Problem requirements
Lay out these records as a numbered list, leaving out any blank lines and all pictures.

[Labeled box records]
— start —
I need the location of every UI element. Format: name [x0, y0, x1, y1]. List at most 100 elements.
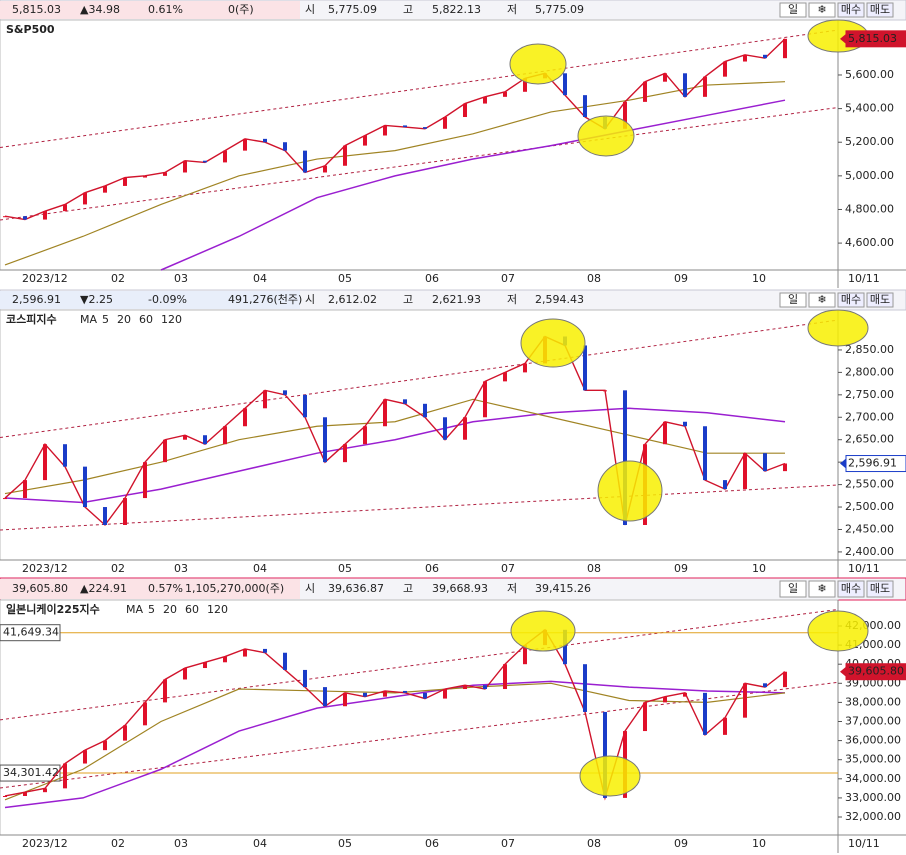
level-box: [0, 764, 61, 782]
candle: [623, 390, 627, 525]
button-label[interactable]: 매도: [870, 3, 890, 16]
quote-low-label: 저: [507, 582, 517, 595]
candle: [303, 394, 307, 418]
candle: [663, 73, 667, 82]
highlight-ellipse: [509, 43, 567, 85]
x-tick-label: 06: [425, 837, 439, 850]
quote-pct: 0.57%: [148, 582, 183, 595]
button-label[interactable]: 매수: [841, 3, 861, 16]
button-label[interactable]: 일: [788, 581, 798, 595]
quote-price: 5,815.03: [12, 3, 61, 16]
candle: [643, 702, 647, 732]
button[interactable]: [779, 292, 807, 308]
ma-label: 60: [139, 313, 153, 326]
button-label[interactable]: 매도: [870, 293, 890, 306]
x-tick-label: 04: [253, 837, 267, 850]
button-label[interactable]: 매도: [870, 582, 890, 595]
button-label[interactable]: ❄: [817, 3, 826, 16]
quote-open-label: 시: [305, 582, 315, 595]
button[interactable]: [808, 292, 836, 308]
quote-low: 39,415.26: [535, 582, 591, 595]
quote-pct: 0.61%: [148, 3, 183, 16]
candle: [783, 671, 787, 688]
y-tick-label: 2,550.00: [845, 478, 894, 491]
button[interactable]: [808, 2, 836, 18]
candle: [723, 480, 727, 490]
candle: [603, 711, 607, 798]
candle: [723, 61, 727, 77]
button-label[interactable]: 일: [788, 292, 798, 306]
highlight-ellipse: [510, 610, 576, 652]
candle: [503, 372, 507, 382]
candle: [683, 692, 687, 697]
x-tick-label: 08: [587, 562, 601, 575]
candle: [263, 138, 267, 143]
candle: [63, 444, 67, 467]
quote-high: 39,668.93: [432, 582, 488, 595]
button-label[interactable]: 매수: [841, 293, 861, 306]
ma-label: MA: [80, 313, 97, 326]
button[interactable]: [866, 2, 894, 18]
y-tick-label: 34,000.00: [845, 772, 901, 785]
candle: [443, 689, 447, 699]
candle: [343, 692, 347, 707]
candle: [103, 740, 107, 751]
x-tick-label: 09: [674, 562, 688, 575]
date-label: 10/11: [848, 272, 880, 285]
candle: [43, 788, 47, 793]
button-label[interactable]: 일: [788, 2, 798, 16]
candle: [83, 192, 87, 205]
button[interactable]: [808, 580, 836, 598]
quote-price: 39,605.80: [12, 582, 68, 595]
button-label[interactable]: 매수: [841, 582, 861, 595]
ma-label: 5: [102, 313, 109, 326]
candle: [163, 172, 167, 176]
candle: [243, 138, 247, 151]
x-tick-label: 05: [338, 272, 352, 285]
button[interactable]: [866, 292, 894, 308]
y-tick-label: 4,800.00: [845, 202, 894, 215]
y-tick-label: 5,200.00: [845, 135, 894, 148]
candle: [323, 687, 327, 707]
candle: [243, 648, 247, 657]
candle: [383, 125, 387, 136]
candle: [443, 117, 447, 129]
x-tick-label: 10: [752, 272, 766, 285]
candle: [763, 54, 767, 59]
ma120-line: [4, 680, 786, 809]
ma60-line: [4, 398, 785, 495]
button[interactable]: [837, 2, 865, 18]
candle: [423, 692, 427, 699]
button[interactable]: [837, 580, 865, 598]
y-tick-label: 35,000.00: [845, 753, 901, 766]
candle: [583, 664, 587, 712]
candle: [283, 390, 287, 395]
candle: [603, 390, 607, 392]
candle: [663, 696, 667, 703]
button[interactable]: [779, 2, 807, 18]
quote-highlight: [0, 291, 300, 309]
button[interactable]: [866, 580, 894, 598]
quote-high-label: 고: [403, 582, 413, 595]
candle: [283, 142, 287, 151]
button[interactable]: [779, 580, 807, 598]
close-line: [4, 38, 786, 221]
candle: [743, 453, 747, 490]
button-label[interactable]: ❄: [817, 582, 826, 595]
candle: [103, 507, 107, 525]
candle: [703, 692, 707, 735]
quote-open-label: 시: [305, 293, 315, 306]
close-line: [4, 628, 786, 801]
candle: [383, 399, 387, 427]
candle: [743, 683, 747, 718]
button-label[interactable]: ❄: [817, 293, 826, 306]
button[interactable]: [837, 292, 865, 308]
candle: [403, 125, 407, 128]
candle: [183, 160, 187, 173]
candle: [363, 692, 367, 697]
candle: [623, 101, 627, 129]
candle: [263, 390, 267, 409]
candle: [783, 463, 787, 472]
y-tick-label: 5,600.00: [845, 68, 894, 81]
— end —
Answer to this exercise
1. I need the location of every UI element. Format: name [x0, y0, x1, y1]. List at most 100 elements.
2. level-box: [0, 764, 61, 782]
3. candle: [623, 390, 627, 525]
4. button-label[interactable]: 매도: [870, 3, 890, 16]
5. quote-low-label: 저: [507, 582, 517, 595]
6. candle: [303, 394, 307, 418]
7. candle: [663, 73, 667, 82]
8. highlight-ellipse: [509, 43, 567, 85]
9. x-tick-label: 06: [425, 837, 439, 850]
10. quote-pct: 0.57%: [148, 582, 183, 595]
11. button-label[interactable]: 매수: [841, 3, 861, 16]
12. button-label[interactable]: 일: [788, 581, 798, 595]
13. quote-price: 5,815.03: [12, 3, 61, 16]
14. candle: [643, 702, 647, 732]
15. button[interactable]: [779, 292, 807, 308]
16. ma-label: 60: [139, 313, 153, 326]
17. button-label[interactable]: 매도: [870, 293, 890, 306]
18. x-tick-label: 04: [253, 837, 267, 850]
19. button-label[interactable]: 매도: [870, 582, 890, 595]
20. button-label[interactable]: ❄: [817, 3, 826, 16]
21. quote-open-label: 시: [305, 582, 315, 595]
22. button[interactable]: [808, 292, 836, 308]
23. quote-low: 39,415.26: [535, 582, 591, 595]
24. quote-pct: 0.61%: [148, 3, 183, 16]
25. candle: [783, 671, 787, 688]
26. y-tick-label: 2,550.00: [845, 478, 894, 491]
27. button[interactable]: [808, 2, 836, 18]
28. candle: [723, 480, 727, 490]
29. candle: [603, 711, 607, 798]
30. candle: [723, 61, 727, 77]
31. button-label[interactable]: 일: [788, 292, 798, 306]
32. highlight-ellipse: [510, 610, 576, 652]
33. candle: [503, 372, 507, 382]
34. candle: [683, 692, 687, 697]
35. x-tick-label: 08: [587, 562, 601, 575]
36. candle: [263, 138, 267, 143]
37. candle: [63, 444, 67, 467]
38. quote-high: 39,668.93: [432, 582, 488, 595]
39. button-label[interactable]: 매수: [841, 293, 861, 306]
40. ma-label: MA: [80, 313, 97, 326]
41. button[interactable]: [866, 2, 894, 18]
42. y-tick-label: 34,000.00: [845, 772, 901, 785]
43. candle: [443, 689, 447, 699]
44. candle: [343, 692, 347, 707]
45. candle: [103, 740, 107, 751]
46. x-tick-label: 09: [674, 562, 688, 575]
47. date-label: 10/11: [848, 272, 880, 285]
48. candle: [43, 788, 47, 793]
49. button-label[interactable]: 일: [788, 2, 798, 16]
50. candle: [83, 192, 87, 205]
51. button[interactable]: [808, 580, 836, 598]
52. quote-price: 39,605.80: [12, 582, 68, 595]
53. button-label[interactable]: 매수: [841, 582, 861, 595]
54. ma-label: 5: [102, 313, 109, 326]
55. candle: [163, 172, 167, 176]
56. candle: [243, 138, 247, 151]
57. x-tick-label: 05: [338, 272, 352, 285]
58. button[interactable]: [866, 292, 894, 308]
59. y-tick-label: 4,800.00: [845, 202, 894, 215]
60. y-tick-label: 5,200.00: [845, 135, 894, 148]
61. candle: [323, 687, 327, 707]
62. candle: [243, 648, 247, 657]
63. candle: [383, 125, 387, 136]
64. candle: [443, 117, 447, 129]
65. x-tick-label: 10: [752, 272, 766, 285]
66. candle: [763, 54, 767, 59]
67. ma120-line: [4, 680, 786, 809]
68. ma60-line: [4, 398, 785, 495]
69. button[interactable]: [837, 2, 865, 18]
70. candle: [423, 692, 427, 699]
71. button[interactable]: [837, 580, 865, 598]
72. y-tick-label: 35,000.00: [845, 753, 901, 766]
73. candle: [583, 664, 587, 712]
74. candle: [283, 390, 287, 395]
75. candle: [603, 390, 607, 392]
76. candle: [663, 696, 667, 703]
77. button[interactable]: [779, 2, 807, 18]
78. quote-highlight: [0, 291, 300, 309]
79. button[interactable]: [866, 580, 894, 598]
80. quote-high-label: 고: [403, 582, 413, 595]
81. candle: [283, 142, 287, 151]
82. button[interactable]: [779, 580, 807, 598]
83. close-line: [4, 38, 786, 221]
84. candle: [743, 453, 747, 490]
85. button-label[interactable]: ❄: [817, 582, 826, 595]
86. candle: [103, 507, 107, 525]
87. candle: [703, 692, 707, 735]
88. quote-open-label: 시: [305, 293, 315, 306]
89. close-line: [4, 628, 786, 801]
90. candle: [383, 399, 387, 427]
91. candle: [743, 683, 747, 718]
92. button-label[interactable]: ❄: [817, 293, 826, 306]
93. button[interactable]: [837, 292, 865, 308]
94. candle: [403, 125, 407, 128]
95. candle: [183, 160, 187, 173]
96. candle: [363, 692, 367, 697]
97. candle: [623, 101, 627, 129]
98. candle: [263, 390, 267, 409]
99. candle: [783, 463, 787, 472]
100. y-tick-label: 5,600.00: [845, 68, 894, 81]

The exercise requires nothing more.